Raw records
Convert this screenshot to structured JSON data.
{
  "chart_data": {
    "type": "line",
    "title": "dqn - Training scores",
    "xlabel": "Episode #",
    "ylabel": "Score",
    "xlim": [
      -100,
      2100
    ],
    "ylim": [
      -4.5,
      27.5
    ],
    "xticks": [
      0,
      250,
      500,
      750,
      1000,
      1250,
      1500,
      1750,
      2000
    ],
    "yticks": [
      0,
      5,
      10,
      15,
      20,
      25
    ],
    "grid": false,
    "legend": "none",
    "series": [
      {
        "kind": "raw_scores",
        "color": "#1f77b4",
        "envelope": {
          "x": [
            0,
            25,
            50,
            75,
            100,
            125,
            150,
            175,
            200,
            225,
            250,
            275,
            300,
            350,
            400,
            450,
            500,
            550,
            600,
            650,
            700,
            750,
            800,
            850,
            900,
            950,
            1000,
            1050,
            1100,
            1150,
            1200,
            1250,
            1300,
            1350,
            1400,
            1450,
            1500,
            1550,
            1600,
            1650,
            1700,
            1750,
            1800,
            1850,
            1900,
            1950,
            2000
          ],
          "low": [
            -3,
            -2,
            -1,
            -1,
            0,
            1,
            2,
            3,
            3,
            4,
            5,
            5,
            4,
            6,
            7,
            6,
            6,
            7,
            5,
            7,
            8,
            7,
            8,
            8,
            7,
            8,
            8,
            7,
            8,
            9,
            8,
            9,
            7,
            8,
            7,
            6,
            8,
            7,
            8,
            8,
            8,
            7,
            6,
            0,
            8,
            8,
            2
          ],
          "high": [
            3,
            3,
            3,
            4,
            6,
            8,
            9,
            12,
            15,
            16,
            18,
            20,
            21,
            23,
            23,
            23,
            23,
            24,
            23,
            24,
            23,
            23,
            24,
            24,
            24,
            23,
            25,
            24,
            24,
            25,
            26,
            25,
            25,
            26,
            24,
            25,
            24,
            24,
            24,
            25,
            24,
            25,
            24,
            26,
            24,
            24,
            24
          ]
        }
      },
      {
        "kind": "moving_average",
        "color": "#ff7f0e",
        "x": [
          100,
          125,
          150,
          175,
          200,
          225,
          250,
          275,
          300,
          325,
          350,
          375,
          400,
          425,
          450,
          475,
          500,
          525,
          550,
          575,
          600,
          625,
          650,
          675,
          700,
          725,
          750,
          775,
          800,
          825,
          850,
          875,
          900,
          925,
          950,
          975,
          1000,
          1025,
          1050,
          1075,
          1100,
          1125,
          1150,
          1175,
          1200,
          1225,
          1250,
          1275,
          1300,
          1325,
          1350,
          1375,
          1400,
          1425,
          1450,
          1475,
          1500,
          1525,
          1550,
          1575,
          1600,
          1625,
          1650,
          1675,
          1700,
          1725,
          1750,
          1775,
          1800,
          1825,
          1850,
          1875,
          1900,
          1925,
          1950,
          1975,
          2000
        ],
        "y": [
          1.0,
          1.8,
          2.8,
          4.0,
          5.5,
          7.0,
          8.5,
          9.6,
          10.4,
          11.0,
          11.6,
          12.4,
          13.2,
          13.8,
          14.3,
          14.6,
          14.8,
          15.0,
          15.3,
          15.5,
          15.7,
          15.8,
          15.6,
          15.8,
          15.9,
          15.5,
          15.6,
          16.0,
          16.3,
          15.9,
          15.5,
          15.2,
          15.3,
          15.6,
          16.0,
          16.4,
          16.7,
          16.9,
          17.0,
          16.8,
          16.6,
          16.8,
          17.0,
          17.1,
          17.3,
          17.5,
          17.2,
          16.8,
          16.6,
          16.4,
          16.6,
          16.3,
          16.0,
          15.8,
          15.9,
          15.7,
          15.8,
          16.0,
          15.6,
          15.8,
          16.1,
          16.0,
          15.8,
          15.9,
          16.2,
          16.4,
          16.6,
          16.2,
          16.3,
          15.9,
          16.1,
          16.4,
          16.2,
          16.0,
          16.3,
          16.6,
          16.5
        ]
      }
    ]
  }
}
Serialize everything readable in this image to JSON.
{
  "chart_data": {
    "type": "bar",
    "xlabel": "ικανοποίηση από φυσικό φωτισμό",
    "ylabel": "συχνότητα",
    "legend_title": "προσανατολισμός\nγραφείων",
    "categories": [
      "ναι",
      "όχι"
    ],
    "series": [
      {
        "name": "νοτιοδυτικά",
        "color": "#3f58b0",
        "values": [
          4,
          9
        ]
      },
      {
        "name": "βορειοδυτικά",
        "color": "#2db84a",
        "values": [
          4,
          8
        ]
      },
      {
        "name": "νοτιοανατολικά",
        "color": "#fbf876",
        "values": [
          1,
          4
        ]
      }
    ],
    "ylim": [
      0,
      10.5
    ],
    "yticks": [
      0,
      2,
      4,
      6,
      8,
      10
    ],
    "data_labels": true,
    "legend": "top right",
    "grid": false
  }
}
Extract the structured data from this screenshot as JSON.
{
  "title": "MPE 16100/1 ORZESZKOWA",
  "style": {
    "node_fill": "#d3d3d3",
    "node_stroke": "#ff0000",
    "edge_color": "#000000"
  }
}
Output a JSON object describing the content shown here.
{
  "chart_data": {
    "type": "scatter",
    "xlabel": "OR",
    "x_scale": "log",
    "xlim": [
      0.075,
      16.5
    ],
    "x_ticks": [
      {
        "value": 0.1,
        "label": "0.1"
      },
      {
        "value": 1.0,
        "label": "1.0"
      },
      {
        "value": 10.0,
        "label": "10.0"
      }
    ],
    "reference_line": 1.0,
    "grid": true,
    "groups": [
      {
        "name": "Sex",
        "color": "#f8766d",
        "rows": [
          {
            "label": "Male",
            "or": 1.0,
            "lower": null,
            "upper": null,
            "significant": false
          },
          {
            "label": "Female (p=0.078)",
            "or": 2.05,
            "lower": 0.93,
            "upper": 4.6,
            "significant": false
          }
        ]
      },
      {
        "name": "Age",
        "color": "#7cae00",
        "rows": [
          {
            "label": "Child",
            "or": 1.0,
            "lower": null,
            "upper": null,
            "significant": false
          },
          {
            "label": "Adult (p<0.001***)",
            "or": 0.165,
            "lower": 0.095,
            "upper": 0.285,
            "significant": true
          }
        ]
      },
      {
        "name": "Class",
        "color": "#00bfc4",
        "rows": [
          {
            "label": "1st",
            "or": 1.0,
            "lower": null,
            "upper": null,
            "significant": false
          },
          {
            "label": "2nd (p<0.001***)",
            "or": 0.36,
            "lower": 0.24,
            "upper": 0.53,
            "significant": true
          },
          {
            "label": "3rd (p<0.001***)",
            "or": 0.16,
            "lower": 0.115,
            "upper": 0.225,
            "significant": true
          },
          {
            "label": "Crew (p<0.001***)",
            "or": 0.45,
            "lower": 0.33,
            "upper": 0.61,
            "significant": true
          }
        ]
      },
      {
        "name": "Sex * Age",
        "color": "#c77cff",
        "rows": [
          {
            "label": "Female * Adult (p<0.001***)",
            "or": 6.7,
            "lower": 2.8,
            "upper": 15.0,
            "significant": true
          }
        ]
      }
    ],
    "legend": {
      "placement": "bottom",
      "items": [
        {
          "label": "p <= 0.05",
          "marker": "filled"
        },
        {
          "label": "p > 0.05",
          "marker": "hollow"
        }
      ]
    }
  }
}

**What you are asked to do:**
Which lines above contain the word "xlabel"? Copy each of them.

**Task result:**
    "xlabel": "Episode #",
    "xlabel": "ικανοποίηση από φυσικό φωτισμό",
    "xlabel": "OR",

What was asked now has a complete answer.